→ EXERCISE INSTRUCTIONS
Could you return, unchanged and with both end lines included, the lines in the records below starting at the one containing "tick-label: 3 <box>340 570 347 585</box>" and ending at the one containing "wmhd-trace <box>98 216 433 245</box>"?

→ DATA ENTRIES
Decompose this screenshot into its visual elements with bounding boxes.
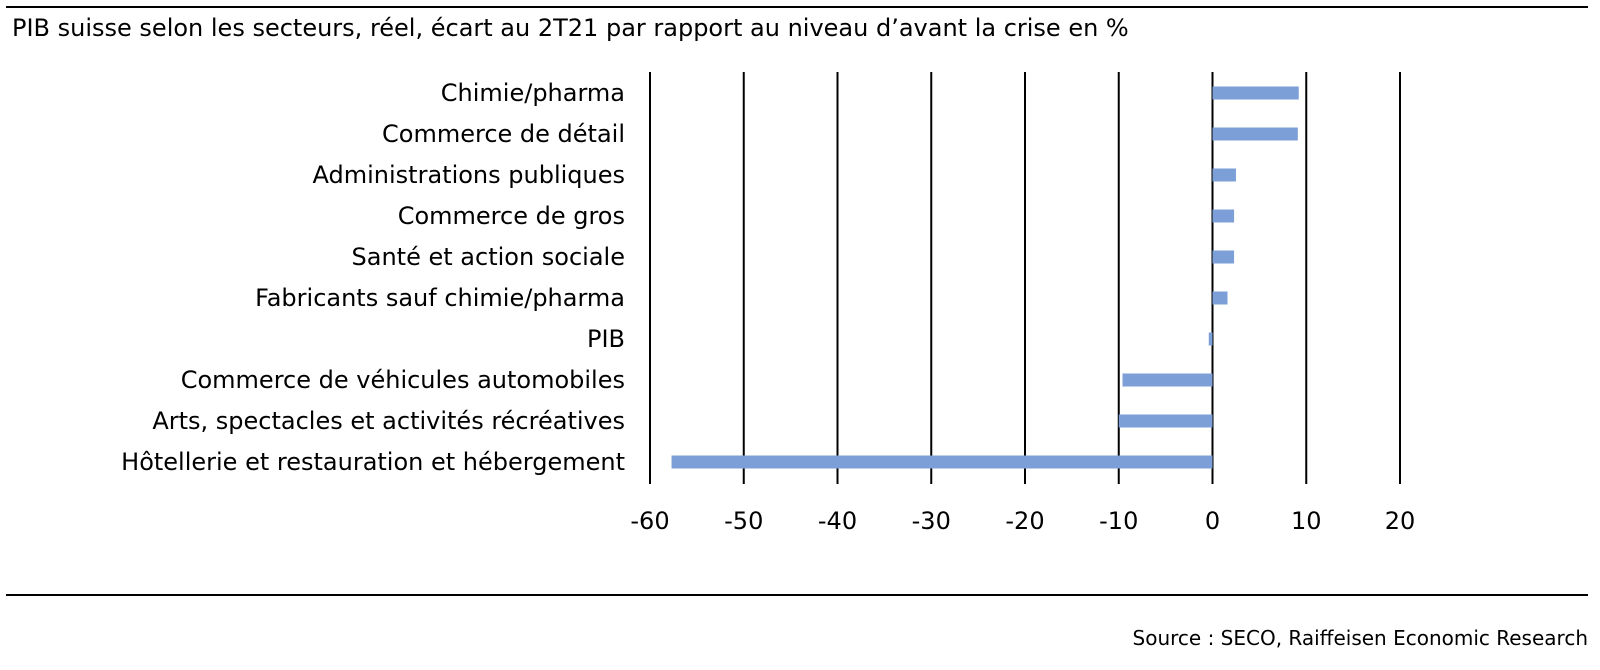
category-label: Commerce de véhicules automobiles <box>181 366 625 394</box>
bar <box>1122 373 1213 387</box>
x-tick-label: -50 <box>724 507 763 535</box>
x-tick-label: -30 <box>912 507 951 535</box>
category-label: PIB <box>587 325 625 353</box>
x-tick-label: -60 <box>630 507 669 535</box>
bar <box>1208 332 1213 346</box>
bar <box>671 455 1213 469</box>
category-label: Hôtellerie et restauration et hébergemen… <box>121 448 625 476</box>
category-label: Chimie/pharma <box>441 79 625 107</box>
bottom-rule <box>6 594 1588 596</box>
category-label: Administrations publiques <box>313 161 625 189</box>
bar <box>1118 414 1213 428</box>
bar <box>1212 127 1298 141</box>
category-label: Commerce de gros <box>398 202 625 230</box>
bar <box>1212 86 1299 100</box>
bar-chart: Chimie/pharma Commerce de détail Administr… <box>121 72 1416 535</box>
source-note: Source : SECO, Raiffeisen Economic Resea… <box>1132 626 1588 650</box>
x-tick-label: -10 <box>1099 507 1138 535</box>
top-rule <box>6 6 1588 8</box>
bar <box>1212 291 1228 305</box>
bar <box>1212 250 1235 264</box>
bar <box>1212 168 1236 182</box>
chart-title: PIB suisse selon les secteurs, réel, éca… <box>12 14 1129 42</box>
bar <box>1212 209 1235 223</box>
x-tick-label: -40 <box>818 507 857 535</box>
category-label: Santé et action sociale <box>352 243 625 271</box>
category-label: Arts, spectacles et activités récréative… <box>152 407 625 435</box>
x-tick-label: 10 <box>1291 507 1322 535</box>
x-tick-label: 0 <box>1205 507 1220 535</box>
x-tick-label: -20 <box>1005 507 1044 535</box>
x-tick-label: 20 <box>1385 507 1416 535</box>
category-label: Fabricants sauf chimie/pharma <box>255 284 625 312</box>
category-label: Commerce de détail <box>382 120 625 148</box>
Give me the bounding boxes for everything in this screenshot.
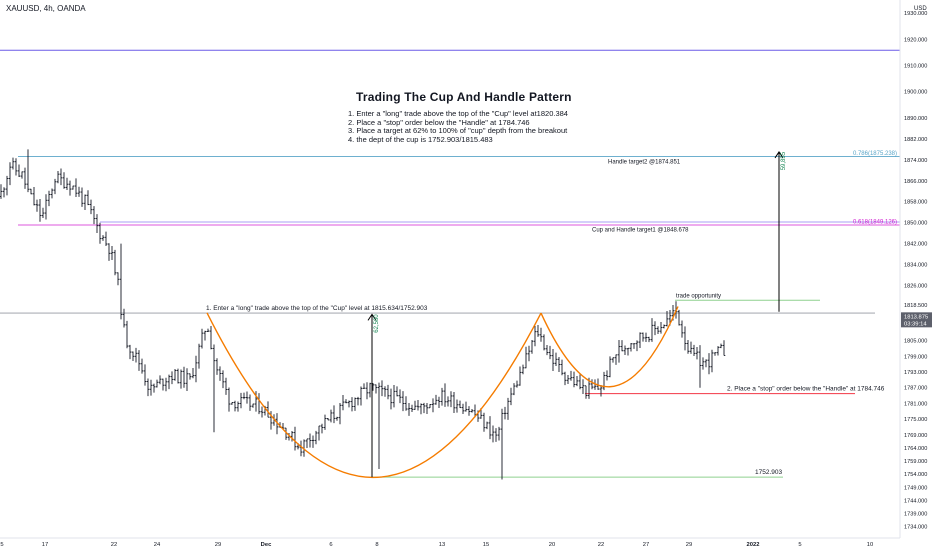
handle-curve — [540, 306, 679, 388]
x-tick-label: 17 — [42, 542, 48, 548]
y-tick-label: 1739.000 — [904, 512, 927, 518]
y-tick-label: 1874.000 — [904, 158, 927, 164]
trade-opportunity-label: trade opportunity — [676, 294, 721, 300]
x-tick-label: Dec — [261, 542, 272, 548]
x-tick-label: 29 — [686, 542, 692, 548]
chart-title: Trading The Cup And Handle Pattern — [356, 90, 572, 104]
y-tick-label: 1900.000 — [904, 90, 927, 96]
title-block: Trading The Cup And Handle Pattern 1. En… — [348, 90, 572, 144]
handle-target2-label: Handle target2 @1874.851 — [608, 160, 681, 166]
y-tick-label: 1769.000 — [904, 433, 927, 439]
y-tick-label: 1754.000 — [904, 472, 927, 478]
x-tick-label: 10 — [867, 542, 873, 548]
x-tick-label: 8 — [375, 542, 378, 548]
y-tick-label: 1775.000 — [904, 417, 927, 423]
x-tick-label: 27 — [643, 542, 649, 548]
step-1: 1. Enter a "long" trade above the top of… — [348, 109, 568, 118]
fib-0786-label: 0.786(1875.238) — [853, 151, 897, 157]
y-tick-label: 1826.000 — [904, 284, 927, 290]
y-tick-label: 1858.000 — [904, 200, 927, 206]
y-tick-label: 1749.000 — [904, 485, 927, 491]
x-tick-label: 6 — [329, 542, 332, 548]
y-tick-label: 1744.000 — [904, 498, 927, 504]
y-tick-label: 1818.500 — [904, 303, 927, 309]
y-tick-label: 1890.000 — [904, 116, 927, 122]
x-tick-label: 5 — [0, 542, 3, 548]
y-tick-label: 1781.000 — [904, 401, 927, 407]
cup-curve — [206, 312, 542, 478]
countdown-label: 03:39:14 — [904, 321, 927, 327]
x-tick-label: 22 — [598, 542, 604, 548]
x-tick-label: 15 — [483, 542, 489, 548]
step-3: 3. Place a target at 62% to 100% of "cup… — [348, 126, 568, 135]
y-tick-label: 1759.000 — [904, 459, 927, 465]
target-move-label: 59,855 — [781, 151, 787, 170]
x-tick-label: 29 — [215, 542, 221, 548]
y-tick-label: 1734.000 — [904, 525, 927, 531]
currency-label: USD — [914, 6, 927, 12]
y-tick-label: 1866.000 — [904, 179, 927, 185]
y-tick-label: 1882.000 — [904, 137, 927, 143]
y-tick-label: 1930.000 — [904, 11, 927, 17]
cup-depth-label: 62,580 — [374, 314, 380, 333]
y-tick-label: 1920.000 — [904, 37, 927, 43]
cup-bottom-label: 1752.903 — [755, 469, 782, 476]
stop-label: 2. Place a "stop" order below the "Handl… — [727, 386, 885, 393]
y-tick-label: 1787.000 — [904, 386, 927, 392]
symbol-label: XAUUSD, 4h, OANDA — [6, 4, 86, 13]
measure-arrows: 62,580 59,855 — [367, 151, 787, 478]
x-tick-label: 22 — [111, 542, 117, 548]
x-tick-label: 2022 — [747, 542, 760, 548]
step-2: 2. Place a "stop" order below the "Handl… — [348, 117, 530, 127]
x-tick-label: 5 — [798, 542, 801, 548]
y-tick-label: 1805.000 — [904, 339, 927, 345]
candlestick-series — [0, 149, 726, 480]
y-tick-label: 1764.000 — [904, 446, 927, 452]
y-tick-label: 1793.000 — [904, 370, 927, 376]
chart-annotations: 0.786(1875.238) 0.618(1849.126) Handle tar… — [206, 151, 897, 476]
x-tick-label: 24 — [154, 542, 161, 548]
step-4: 4. the dept of the cup is 1752.903/1815.… — [348, 134, 493, 144]
y-tick-label: 1842.000 — [904, 242, 927, 248]
horizontal-levels — [0, 49, 900, 478]
current-price-label: 1813.875 — [904, 314, 928, 320]
target-arrowhead — [774, 151, 784, 159]
target1-label: Cup and Handle target1 @1848.678 — [592, 227, 689, 233]
price-axis-bg — [900, 0, 932, 538]
x-tick-label: 20 — [549, 542, 555, 548]
time-axis-bg — [0, 538, 932, 550]
fib-0618-label: 0.618(1849.126) — [853, 219, 897, 225]
time-axis[interactable]: 5 17 22 24 29 Dec 6 8 13 15 20 22 27 29 2022 5 10 — [0, 537, 932, 550]
current-price-box — [901, 312, 932, 328]
steps-list: 1. Enter a "long" trade above the top of… — [348, 109, 572, 144]
y-tick-label: 1834.000 — [904, 263, 927, 269]
y-tick-label: 1910.000 — [904, 63, 927, 69]
cup-depth-arrowhead — [367, 313, 377, 321]
x-tick-label: 13 — [439, 542, 445, 548]
enter-label: 1. Enter a "long" trade above the top of… — [206, 305, 428, 312]
y-tick-label: 1799.000 — [904, 354, 927, 360]
y-tick-label: 1850.000 — [904, 221, 927, 227]
cup-and-handle-curves — [206, 306, 679, 478]
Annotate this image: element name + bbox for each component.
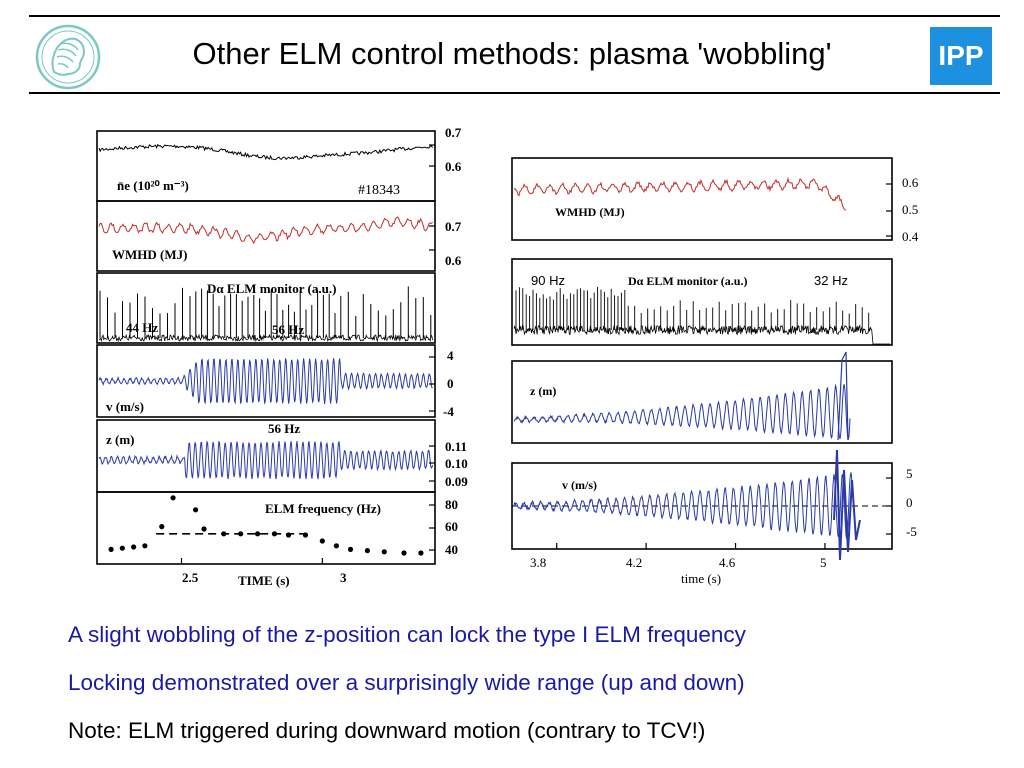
tick-label: 3 <box>340 570 347 585</box>
velocity-trace <box>513 472 853 539</box>
frequency-point <box>347 546 354 553</box>
annotation: 90 Hz <box>531 273 565 288</box>
tick-label: 80 <box>445 497 458 512</box>
panel-label: ELM frequency (Hz) <box>265 501 381 516</box>
x-axis-label: TIME (s) <box>238 573 290 588</box>
annotation: 44 Hz <box>126 320 158 335</box>
wmhd-trace <box>98 216 433 245</box>
x-axis-label: time (s) <box>681 571 721 586</box>
bullet-1: A slight wobbling of the z-position can … <box>68 622 746 647</box>
panel-label: WMHD (MJ) <box>112 247 187 262</box>
figure: 0.7 0.6 0.7 0.6 4 0 -4 0.11 0.10 0.09 80… <box>96 125 919 588</box>
frequency-point <box>201 526 207 532</box>
z-position-trace <box>513 383 851 441</box>
ipp-logo-icon: IPP <box>930 27 992 85</box>
tick-label: 0.09 <box>445 474 468 489</box>
right-panel-labels: WMHD (MJ) Dα ELM monitor (a.u.) 90 Hz 32… <box>530 205 848 492</box>
right-chart <box>511 157 893 561</box>
tick-label: 5 <box>820 555 827 570</box>
tick-label: 0.7 <box>445 125 462 140</box>
frequency-point <box>381 549 387 555</box>
header-rule <box>29 92 1000 94</box>
left-panel-labels: n̄e (10²⁰ m⁻³) #18343 WMHD (MJ) Dα ELM m… <box>106 178 400 516</box>
bullet-3: Note: ELM triggered during downward moti… <box>68 718 706 743</box>
tick-label: -5 <box>906 524 917 539</box>
right-tick-labels: 0.6 0.5 0.4 5 0 -5 3.8 4.2 4.6 5 time (s… <box>530 175 919 586</box>
tick-label: 4.6 <box>719 555 736 570</box>
tick-label: 4 <box>447 348 454 363</box>
frequency-point <box>131 544 137 550</box>
tick-label: 0.5 <box>902 202 918 217</box>
panel-label: v (m/s) <box>106 399 144 414</box>
svg-text:IPP: IPP <box>938 40 983 71</box>
panel-label: Dα ELM monitor (a.u.) <box>207 281 336 296</box>
frequency-point <box>142 543 148 549</box>
tick-label: 0 <box>447 376 454 391</box>
panel-label: z (m) <box>530 384 556 398</box>
tick-label: 40 <box>445 542 458 557</box>
tick-label: 0.6 <box>445 253 462 268</box>
tick-label: 0.4 <box>902 229 919 244</box>
tick-label: 4.2 <box>626 555 642 570</box>
annotation: #18343 <box>358 183 400 198</box>
tick-label: 0.7 <box>445 219 462 234</box>
panel-label: WMHD (MJ) <box>555 205 625 219</box>
frequency-point <box>333 543 340 549</box>
annotation: 32 Hz <box>814 273 848 288</box>
panel-label: z (m) <box>106 432 135 447</box>
frequency-point <box>170 495 176 501</box>
frequency-point <box>364 548 370 554</box>
tick-label: 2.5 <box>182 570 199 585</box>
annotation: 56 Hz <box>272 322 304 337</box>
tick-label: 3.8 <box>530 555 546 570</box>
left-chart <box>96 130 436 565</box>
right-panel-1 <box>511 157 893 241</box>
right-panel-2 <box>511 258 893 346</box>
frequency-point <box>159 524 165 530</box>
right-panel-3 <box>511 360 893 444</box>
v-final-excursion <box>833 449 861 561</box>
frequency-point <box>254 531 261 537</box>
wmhd-trace <box>513 176 847 211</box>
frequency-point <box>401 550 407 556</box>
minerva-head-icon <box>35 24 101 90</box>
left-panel-4 <box>96 344 436 418</box>
tick-label: -4 <box>443 404 454 419</box>
tick-label: 0.6 <box>445 159 462 174</box>
z-final-excursion <box>837 351 849 441</box>
panel-label: n̄e (10²⁰ m⁻³) <box>117 178 189 193</box>
tick-label: 5 <box>906 466 913 481</box>
tick-label: 0.6 <box>902 175 919 190</box>
frequency-point <box>119 545 125 551</box>
bullet-2: Locking demonstrated over a surprisingly… <box>68 670 745 695</box>
frequency-point <box>319 538 325 544</box>
page-title: Other ELM control methods: plasma 'wobbl… <box>192 36 832 71</box>
frequency-point <box>192 507 199 513</box>
tick-label: 0.11 <box>445 439 467 454</box>
left-tick-labels: 0.7 0.6 0.7 0.6 4 0 -4 0.11 0.10 0.09 80… <box>182 125 468 588</box>
tick-label: 0.10 <box>445 456 468 471</box>
annotation: 56 Hz <box>268 421 300 436</box>
z-position-trace <box>98 440 434 480</box>
panel-label: Dα ELM monitor (a.u.) <box>628 274 747 288</box>
left-panel-2 <box>96 200 436 272</box>
panel-label: v (m/s) <box>562 478 597 492</box>
frequency-point <box>108 546 114 553</box>
velocity-trace <box>98 358 433 405</box>
frequency-point <box>418 550 424 556</box>
tick-label: 0 <box>906 495 913 510</box>
tick-label: 60 <box>445 519 458 534</box>
top-rule <box>29 15 1000 17</box>
density-trace <box>98 143 433 161</box>
left-panel-3 <box>96 272 436 344</box>
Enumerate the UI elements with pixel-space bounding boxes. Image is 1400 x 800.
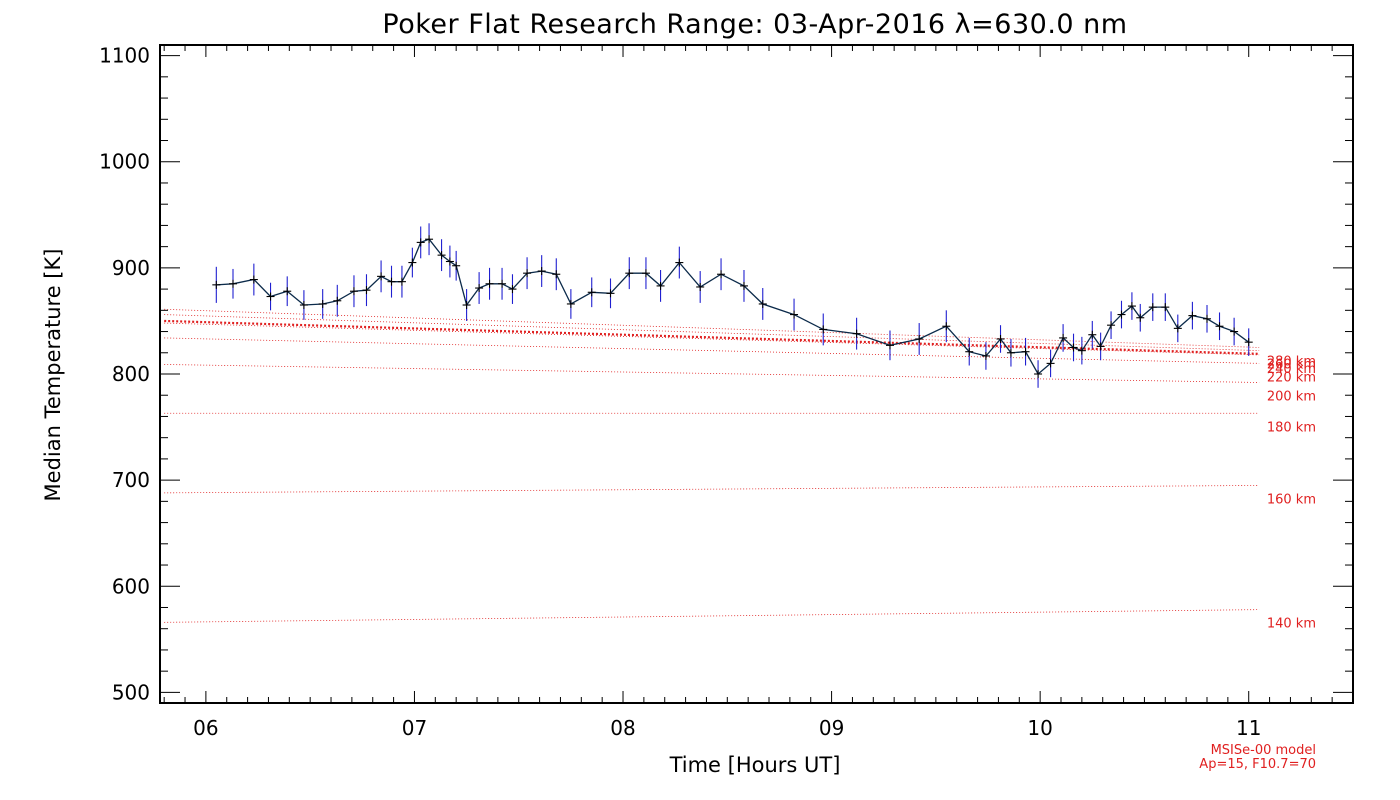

→ SOLUTION TO THIS EXERCISE
tick-label: 3 <box>340 570 347 585</box>
velocity-trace <box>513 472 853 539</box>
frequency-point <box>347 546 354 553</box>
annotation: 90 Hz <box>531 273 565 288</box>
tick-label: 80 <box>445 497 458 512</box>
panel-label: ELM frequency (Hz) <box>265 501 381 516</box>
x-axis-label: TIME (s) <box>238 573 290 588</box>
annotation: 44 Hz <box>126 320 158 335</box>
wmhd-trace <box>98 216 433 245</box>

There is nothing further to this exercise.